>> Start Records for this exercise

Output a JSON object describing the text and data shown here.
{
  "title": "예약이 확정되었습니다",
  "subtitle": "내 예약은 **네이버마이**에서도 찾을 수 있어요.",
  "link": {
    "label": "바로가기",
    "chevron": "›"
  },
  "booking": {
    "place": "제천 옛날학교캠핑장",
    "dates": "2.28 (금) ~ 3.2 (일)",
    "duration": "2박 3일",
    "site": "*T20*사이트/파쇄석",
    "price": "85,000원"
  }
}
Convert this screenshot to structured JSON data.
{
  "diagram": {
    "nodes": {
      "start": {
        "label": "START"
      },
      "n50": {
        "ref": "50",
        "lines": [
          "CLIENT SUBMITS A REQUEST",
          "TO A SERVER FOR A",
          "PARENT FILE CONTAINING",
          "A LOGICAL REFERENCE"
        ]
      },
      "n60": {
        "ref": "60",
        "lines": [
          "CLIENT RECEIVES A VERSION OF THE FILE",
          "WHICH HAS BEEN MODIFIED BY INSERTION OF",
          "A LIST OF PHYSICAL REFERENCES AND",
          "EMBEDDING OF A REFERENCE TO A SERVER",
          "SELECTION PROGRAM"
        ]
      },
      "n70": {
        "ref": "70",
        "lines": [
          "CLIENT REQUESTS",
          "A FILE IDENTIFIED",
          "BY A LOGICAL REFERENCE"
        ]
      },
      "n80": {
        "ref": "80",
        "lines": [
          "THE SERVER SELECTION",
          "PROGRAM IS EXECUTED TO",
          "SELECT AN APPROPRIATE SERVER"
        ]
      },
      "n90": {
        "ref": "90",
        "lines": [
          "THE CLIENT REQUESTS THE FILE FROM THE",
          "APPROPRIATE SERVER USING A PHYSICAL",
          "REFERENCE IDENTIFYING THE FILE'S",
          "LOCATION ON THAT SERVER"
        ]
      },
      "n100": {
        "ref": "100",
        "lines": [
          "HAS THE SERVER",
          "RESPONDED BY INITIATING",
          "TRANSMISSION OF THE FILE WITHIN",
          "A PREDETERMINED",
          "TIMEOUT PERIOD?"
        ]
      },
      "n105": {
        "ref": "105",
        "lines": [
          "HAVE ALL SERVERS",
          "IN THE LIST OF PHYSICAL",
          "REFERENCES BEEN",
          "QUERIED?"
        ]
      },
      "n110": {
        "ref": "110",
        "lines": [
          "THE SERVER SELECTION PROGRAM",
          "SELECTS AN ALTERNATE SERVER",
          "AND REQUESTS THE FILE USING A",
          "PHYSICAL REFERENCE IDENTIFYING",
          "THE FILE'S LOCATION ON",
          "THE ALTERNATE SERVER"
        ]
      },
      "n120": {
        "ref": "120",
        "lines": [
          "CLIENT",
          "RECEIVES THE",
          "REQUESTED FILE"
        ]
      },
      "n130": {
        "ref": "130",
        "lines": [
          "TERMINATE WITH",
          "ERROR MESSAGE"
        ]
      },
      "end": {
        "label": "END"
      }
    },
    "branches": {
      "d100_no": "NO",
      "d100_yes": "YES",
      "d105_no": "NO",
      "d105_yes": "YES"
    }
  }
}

>> End Records for this exercise

__What is expected__
In the records above, how many lines include "data"? Give that number and nothing more.

__Solution__
2